Entries with figure data:
((

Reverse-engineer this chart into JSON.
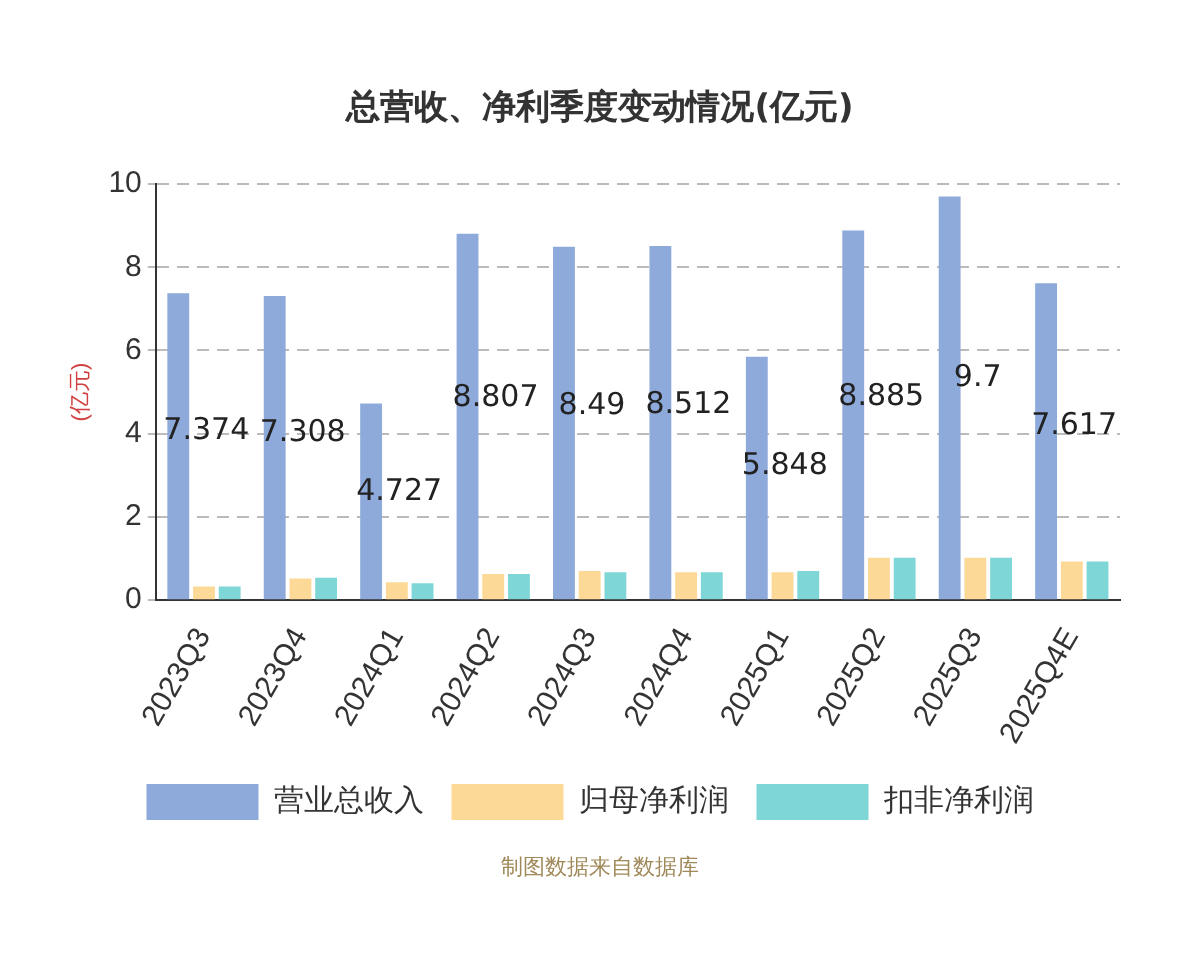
{
  "chart_data": {
    "type": "bar",
    "title": "总营收、净利季度变动情况(亿元)",
    "ylabel": "(亿元)",
    "categories": [
      "2023Q3",
      "2023Q4",
      "2024Q1",
      "2024Q2",
      "2024Q3",
      "2024Q4",
      "2025Q1",
      "2025Q2",
      "2025Q3",
      "2025Q4E"
    ],
    "series": [
      {
        "name": "营业总收入",
        "color": "#8eaadb",
        "values": [
          7.374,
          7.308,
          4.727,
          8.807,
          8.49,
          8.512,
          5.848,
          8.885,
          9.7,
          7.617
        ],
        "value_labels": [
          "7.374",
          "7.308",
          "4.727",
          "8.807",
          "8.49",
          "8.512",
          "5.848",
          "8.885",
          "9.7",
          "7.617"
        ]
      },
      {
        "name": "归母净利润",
        "color": "#fdd998",
        "values": [
          0.33,
          0.52,
          0.43,
          0.63,
          0.7,
          0.67,
          0.67,
          1.02,
          1.02,
          0.93
        ]
      },
      {
        "name": "扣非净利润",
        "color": "#7fd6d6",
        "values": [
          0.33,
          0.54,
          0.41,
          0.63,
          0.67,
          0.67,
          0.7,
          1.02,
          1.02,
          0.93
        ]
      }
    ],
    "ylim": [
      0,
      10
    ],
    "yticks": [
      0,
      2,
      4,
      6,
      8,
      10
    ],
    "grid": "y",
    "legend": "bottom",
    "annotations": [
      "制图数据来自数据库"
    ]
  }
}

))

WHAT THE TASK ASKS: Write the records out once more, exactly as they appear, with no pictures.

SOLUTION TO THIS TASK:
Reverse-engineer this chart into JSON.
{
  "chart_data": {
    "type": "bar",
    "title": "总营收、净利季度变动情况(亿元)",
    "ylabel": "(亿元)",
    "categories": [
      "2023Q3",
      "2023Q4",
      "2024Q1",
      "2024Q2",
      "2024Q3",
      "2024Q4",
      "2025Q1",
      "2025Q2",
      "2025Q3",
      "2025Q4E"
    ],
    "series": [
      {
        "name": "营业总收入",
        "color": "#8eaadb",
        "values": [
          7.374,
          7.308,
          4.727,
          8.807,
          8.49,
          8.512,
          5.848,
          8.885,
          9.7,
          7.617
        ],
        "value_labels": [
          "7.374",
          "7.308",
          "4.727",
          "8.807",
          "8.49",
          "8.512",
          "5.848",
          "8.885",
          "9.7",
          "7.617"
        ]
      },
      {
        "name": "归母净利润",
        "color": "#fdd998",
        "values": [
          0.33,
          0.52,
          0.43,
          0.63,
          0.7,
          0.67,
          0.67,
          1.02,
          1.02,
          0.93
        ]
      },
      {
        "name": "扣非净利润",
        "color": "#7fd6d6",
        "values": [
          0.33,
          0.54,
          0.41,
          0.63,
          0.67,
          0.67,
          0.7,
          1.02,
          1.02,
          0.93
        ]
      }
    ],
    "ylim": [
      0,
      10
    ],
    "yticks": [
      0,
      2,
      4,
      6,
      8,
      10
    ],
    "grid": "y",
    "legend": "bottom",
    "annotations": [
      "制图数据来自数据库"
    ]
  }
}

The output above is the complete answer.